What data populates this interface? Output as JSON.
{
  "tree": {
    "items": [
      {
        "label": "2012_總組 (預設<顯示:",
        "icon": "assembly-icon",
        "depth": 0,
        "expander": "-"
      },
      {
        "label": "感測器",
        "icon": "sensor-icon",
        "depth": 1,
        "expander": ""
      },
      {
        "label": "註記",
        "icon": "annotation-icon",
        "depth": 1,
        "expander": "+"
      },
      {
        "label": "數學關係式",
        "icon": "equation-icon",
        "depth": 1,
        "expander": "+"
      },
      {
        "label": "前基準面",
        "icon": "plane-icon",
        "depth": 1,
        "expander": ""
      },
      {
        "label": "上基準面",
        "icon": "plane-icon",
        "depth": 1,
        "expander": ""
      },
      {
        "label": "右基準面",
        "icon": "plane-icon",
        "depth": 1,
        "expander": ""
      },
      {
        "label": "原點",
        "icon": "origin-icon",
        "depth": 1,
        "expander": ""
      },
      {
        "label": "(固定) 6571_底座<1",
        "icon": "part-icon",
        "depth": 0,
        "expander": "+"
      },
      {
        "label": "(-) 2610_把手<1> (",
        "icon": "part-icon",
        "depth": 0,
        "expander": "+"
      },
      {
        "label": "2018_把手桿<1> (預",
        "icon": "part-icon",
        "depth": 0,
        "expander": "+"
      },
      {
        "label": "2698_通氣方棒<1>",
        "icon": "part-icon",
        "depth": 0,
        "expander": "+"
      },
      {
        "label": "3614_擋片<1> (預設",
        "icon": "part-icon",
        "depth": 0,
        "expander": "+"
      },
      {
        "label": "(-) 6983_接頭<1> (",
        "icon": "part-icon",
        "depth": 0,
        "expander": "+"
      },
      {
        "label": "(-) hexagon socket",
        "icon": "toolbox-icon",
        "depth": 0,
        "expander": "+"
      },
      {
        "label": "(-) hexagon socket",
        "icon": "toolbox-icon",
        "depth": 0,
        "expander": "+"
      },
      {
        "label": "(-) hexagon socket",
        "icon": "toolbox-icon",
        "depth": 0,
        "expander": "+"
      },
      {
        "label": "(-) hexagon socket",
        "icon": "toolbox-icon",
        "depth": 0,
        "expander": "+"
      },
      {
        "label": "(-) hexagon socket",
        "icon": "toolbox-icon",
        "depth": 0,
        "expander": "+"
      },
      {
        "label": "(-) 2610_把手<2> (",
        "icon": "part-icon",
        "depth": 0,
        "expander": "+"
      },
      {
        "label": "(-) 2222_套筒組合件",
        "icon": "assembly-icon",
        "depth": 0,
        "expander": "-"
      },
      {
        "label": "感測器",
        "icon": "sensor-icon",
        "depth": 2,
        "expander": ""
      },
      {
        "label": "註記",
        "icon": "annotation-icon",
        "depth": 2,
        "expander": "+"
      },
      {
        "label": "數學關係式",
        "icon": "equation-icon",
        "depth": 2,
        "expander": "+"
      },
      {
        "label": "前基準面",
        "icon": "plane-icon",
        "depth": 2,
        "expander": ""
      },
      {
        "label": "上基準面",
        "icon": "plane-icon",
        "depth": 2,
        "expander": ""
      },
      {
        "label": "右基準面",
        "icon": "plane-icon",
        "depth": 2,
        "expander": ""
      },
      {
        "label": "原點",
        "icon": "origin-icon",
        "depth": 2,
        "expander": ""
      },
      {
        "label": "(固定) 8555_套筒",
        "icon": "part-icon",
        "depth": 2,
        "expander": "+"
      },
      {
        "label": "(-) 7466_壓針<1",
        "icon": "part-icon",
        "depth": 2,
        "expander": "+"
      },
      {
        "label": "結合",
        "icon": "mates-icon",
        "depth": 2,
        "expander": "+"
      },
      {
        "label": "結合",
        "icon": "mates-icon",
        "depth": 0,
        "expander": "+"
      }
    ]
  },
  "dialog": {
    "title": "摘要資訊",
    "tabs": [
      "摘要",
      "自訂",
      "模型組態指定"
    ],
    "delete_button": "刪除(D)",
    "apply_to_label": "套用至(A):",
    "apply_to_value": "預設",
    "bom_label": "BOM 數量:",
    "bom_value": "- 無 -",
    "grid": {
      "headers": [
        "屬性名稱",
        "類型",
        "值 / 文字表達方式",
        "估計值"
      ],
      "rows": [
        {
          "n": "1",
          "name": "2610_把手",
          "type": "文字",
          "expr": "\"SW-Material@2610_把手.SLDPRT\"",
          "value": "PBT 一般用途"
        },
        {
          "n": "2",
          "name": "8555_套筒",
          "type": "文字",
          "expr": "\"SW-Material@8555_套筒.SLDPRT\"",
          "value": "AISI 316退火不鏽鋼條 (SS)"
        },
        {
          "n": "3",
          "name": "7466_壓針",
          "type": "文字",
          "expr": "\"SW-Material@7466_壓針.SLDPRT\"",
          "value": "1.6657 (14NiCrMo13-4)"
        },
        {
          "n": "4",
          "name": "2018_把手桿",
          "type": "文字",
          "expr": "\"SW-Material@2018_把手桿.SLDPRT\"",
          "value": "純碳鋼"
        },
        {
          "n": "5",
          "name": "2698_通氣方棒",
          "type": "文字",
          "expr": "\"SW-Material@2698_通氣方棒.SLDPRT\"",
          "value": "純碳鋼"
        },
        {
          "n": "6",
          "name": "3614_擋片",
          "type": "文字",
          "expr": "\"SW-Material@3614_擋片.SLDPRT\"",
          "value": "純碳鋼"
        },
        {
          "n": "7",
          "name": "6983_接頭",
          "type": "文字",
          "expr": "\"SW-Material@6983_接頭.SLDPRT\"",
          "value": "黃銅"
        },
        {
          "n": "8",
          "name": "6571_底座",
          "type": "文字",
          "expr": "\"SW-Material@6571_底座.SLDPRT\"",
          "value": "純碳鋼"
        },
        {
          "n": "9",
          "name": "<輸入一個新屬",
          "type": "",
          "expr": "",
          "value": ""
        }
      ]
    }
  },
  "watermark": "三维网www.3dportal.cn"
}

#####

**Short exercise:**
Your task is to print the whole listing again exactly.

**Solved problem:**
What data populates this interface? Output as JSON.
{
  "tree": {
    "items": [
      {
        "label": "2012_總組 (預設<顯示:",
        "icon": "assembly-icon",
        "depth": 0,
        "expander": "-"
      },
      {
        "label": "感測器",
        "icon": "sensor-icon",
        "depth": 1,
        "expander": ""
      },
      {
        "label": "註記",
        "icon": "annotation-icon",
        "depth": 1,
        "expander": "+"
      },
      {
        "label": "數學關係式",
        "icon": "equation-icon",
        "depth": 1,
        "expander": "+"
      },
      {
        "label": "前基準面",
        "icon": "plane-icon",
        "depth": 1,
        "expander": ""
      },
      {
        "label": "上基準面",
        "icon": "plane-icon",
        "depth": 1,
        "expander": ""
      },
      {
        "label": "右基準面",
        "icon": "plane-icon",
        "depth": 1,
        "expander": ""
      },
      {
        "label": "原點",
        "icon": "origin-icon",
        "depth": 1,
        "expander": ""
      },
      {
        "label": "(固定) 6571_底座<1",
        "icon": "part-icon",
        "depth": 0,
        "expander": "+"
      },
      {
        "label": "(-) 2610_把手<1> (",
        "icon": "part-icon",
        "depth": 0,
        "expander": "+"
      },
      {
        "label": "2018_把手桿<1> (預",
        "icon": "part-icon",
        "depth": 0,
        "expander": "+"
      },
      {
        "label": "2698_通氣方棒<1>",
        "icon": "part-icon",
        "depth": 0,
        "expander": "+"
      },
      {
        "label": "3614_擋片<1> (預設",
        "icon": "part-icon",
        "depth": 0,
        "expander": "+"
      },
      {
        "label": "(-) 6983_接頭<1> (",
        "icon": "part-icon",
        "depth": 0,
        "expander": "+"
      },
      {
        "label": "(-) hexagon socket",
        "icon": "toolbox-icon",
        "depth": 0,
        "expander": "+"
      },
      {
        "label": "(-) hexagon socket",
        "icon": "toolbox-icon",
        "depth": 0,
        "expander": "+"
      },
      {
        "label": "(-) hexagon socket",
        "icon": "toolbox-icon",
        "depth": 0,
        "expander": "+"
      },
      {
        "label": "(-) hexagon socket",
        "icon": "toolbox-icon",
        "depth": 0,
        "expander": "+"
      },
      {
        "label": "(-) hexagon socket",
        "icon": "toolbox-icon",
        "depth": 0,
        "expander": "+"
      },
      {
        "label": "(-) 2610_把手<2> (",
        "icon": "part-icon",
        "depth": 0,
        "expander": "+"
      },
      {
        "label": "(-) 2222_套筒組合件",
        "icon": "assembly-icon",
        "depth": 0,
        "expander": "-"
      },
      {
        "label": "感測器",
        "icon": "sensor-icon",
        "depth": 2,
        "expander": ""
      },
      {
        "label": "註記",
        "icon": "annotation-icon",
        "depth": 2,
        "expander": "+"
      },
      {
        "label": "數學關係式",
        "icon": "equation-icon",
        "depth": 2,
        "expander": "+"
      },
      {
        "label": "前基準面",
        "icon": "plane-icon",
        "depth": 2,
        "expander": ""
      },
      {
        "label": "上基準面",
        "icon": "plane-icon",
        "depth": 2,
        "expander": ""
      },
      {
        "label": "右基準面",
        "icon": "plane-icon",
        "depth": 2,
        "expander": ""
      },
      {
        "label": "原點",
        "icon": "origin-icon",
        "depth": 2,
        "expander": ""
      },
      {
        "label": "(固定) 8555_套筒",
        "icon": "part-icon",
        "depth": 2,
        "expander": "+"
      },
      {
        "label": "(-) 7466_壓針<1",
        "icon": "part-icon",
        "depth": 2,
        "expander": "+"
      },
      {
        "label": "結合",
        "icon": "mates-icon",
        "depth": 2,
        "expander": "+"
      },
      {
        "label": "結合",
        "icon": "mates-icon",
        "depth": 0,
        "expander": "+"
      }
    ]
  },
  "dialog": {
    "title": "摘要資訊",
    "tabs": [
      "摘要",
      "自訂",
      "模型組態指定"
    ],
    "delete_button": "刪除(D)",
    "apply_to_label": "套用至(A):",
    "apply_to_value": "預設",
    "bom_label": "BOM 數量:",
    "bom_value": "- 無 -",
    "grid": {
      "headers": [
        "屬性名稱",
        "類型",
        "值 / 文字表達方式",
        "估計值"
      ],
      "rows": [
        {
          "n": "1",
          "name": "2610_把手",
          "type": "文字",
          "expr": "\"SW-Material@2610_把手.SLDPRT\"",
          "value": "PBT 一般用途"
        },
        {
          "n": "2",
          "name": "8555_套筒",
          "type": "文字",
          "expr": "\"SW-Material@8555_套筒.SLDPRT\"",
          "value": "AISI 316退火不鏽鋼條 (SS)"
        },
        {
          "n": "3",
          "name": "7466_壓針",
          "type": "文字",
          "expr": "\"SW-Material@7466_壓針.SLDPRT\"",
          "value": "1.6657 (14NiCrMo13-4)"
        },
        {
          "n": "4",
          "name": "2018_把手桿",
          "type": "文字",
          "expr": "\"SW-Material@2018_把手桿.SLDPRT\"",
          "value": "純碳鋼"
        },
        {
          "n": "5",
          "name": "2698_通氣方棒",
          "type": "文字",
          "expr": "\"SW-Material@2698_通氣方棒.SLDPRT\"",
          "value": "純碳鋼"
        },
        {
          "n": "6",
          "name": "3614_擋片",
          "type": "文字",
          "expr": "\"SW-Material@3614_擋片.SLDPRT\"",
          "value": "純碳鋼"
        },
        {
          "n": "7",
          "name": "6983_接頭",
          "type": "文字",
          "expr": "\"SW-Material@6983_接頭.SLDPRT\"",
          "value": "黃銅"
        },
        {
          "n": "8",
          "name": "6571_底座",
          "type": "文字",
          "expr": "\"SW-Material@6571_底座.SLDPRT\"",
          "value": "純碳鋼"
        },
        {
          "n": "9",
          "name": "<輸入一個新屬",
          "type": "",
          "expr": "",
          "value": ""
        }
      ]
    }
  },
  "watermark": "三维网www.3dportal.cn"
}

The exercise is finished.